[Data records]
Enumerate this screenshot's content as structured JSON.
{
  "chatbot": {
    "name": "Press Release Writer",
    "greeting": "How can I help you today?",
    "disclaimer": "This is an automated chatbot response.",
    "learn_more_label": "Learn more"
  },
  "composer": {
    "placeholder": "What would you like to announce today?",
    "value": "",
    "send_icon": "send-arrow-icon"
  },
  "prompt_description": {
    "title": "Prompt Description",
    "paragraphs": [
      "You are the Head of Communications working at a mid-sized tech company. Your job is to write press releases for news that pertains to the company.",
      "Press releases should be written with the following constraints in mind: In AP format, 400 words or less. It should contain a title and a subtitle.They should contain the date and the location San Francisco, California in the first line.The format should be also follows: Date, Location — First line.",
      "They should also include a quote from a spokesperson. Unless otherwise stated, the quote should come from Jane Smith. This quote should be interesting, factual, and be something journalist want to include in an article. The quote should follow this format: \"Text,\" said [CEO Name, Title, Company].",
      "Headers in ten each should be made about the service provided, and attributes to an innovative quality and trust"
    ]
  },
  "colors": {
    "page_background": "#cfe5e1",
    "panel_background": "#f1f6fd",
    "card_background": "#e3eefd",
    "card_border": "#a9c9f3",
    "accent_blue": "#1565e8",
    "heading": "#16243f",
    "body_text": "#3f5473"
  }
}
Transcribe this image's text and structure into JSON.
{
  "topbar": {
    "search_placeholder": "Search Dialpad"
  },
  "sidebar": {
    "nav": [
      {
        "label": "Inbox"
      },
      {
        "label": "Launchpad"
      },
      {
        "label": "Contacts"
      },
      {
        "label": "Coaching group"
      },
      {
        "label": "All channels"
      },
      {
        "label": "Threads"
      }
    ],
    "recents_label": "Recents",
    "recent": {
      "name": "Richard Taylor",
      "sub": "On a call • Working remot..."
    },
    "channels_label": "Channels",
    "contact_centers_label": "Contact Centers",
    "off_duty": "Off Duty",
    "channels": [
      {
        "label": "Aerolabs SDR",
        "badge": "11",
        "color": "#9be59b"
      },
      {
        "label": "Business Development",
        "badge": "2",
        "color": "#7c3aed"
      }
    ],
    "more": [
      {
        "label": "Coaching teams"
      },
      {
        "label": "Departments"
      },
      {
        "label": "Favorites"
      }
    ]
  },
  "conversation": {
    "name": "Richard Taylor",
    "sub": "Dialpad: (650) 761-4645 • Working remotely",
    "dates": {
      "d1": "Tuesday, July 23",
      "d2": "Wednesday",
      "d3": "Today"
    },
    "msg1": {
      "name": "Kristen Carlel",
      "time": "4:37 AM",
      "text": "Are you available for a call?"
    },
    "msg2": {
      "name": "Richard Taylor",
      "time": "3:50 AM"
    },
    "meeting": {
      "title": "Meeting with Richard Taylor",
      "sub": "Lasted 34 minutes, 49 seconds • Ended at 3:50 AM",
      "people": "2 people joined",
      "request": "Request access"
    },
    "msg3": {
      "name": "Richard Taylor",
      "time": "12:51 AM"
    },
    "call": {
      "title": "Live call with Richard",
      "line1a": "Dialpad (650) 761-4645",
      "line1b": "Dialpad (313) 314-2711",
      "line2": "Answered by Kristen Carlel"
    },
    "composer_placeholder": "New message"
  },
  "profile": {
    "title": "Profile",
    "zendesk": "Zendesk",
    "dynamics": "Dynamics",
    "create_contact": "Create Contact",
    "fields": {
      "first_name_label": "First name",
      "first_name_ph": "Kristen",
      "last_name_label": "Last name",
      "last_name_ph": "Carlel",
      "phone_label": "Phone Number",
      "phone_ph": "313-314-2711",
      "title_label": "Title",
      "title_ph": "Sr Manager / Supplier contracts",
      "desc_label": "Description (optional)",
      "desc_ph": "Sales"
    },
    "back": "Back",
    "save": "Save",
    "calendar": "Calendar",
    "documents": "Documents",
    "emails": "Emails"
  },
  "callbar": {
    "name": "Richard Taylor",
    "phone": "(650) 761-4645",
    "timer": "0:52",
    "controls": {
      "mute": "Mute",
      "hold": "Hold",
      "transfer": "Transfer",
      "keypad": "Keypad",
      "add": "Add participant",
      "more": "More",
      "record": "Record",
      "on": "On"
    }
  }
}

> **GOAL OF THE EXERCISE**: Identify the lines of the entries containing the string "chatbot". Copy each such line.

> **REPLY**:
  "chatbot": {
    "disclaimer": "This is an automated chatbot response.",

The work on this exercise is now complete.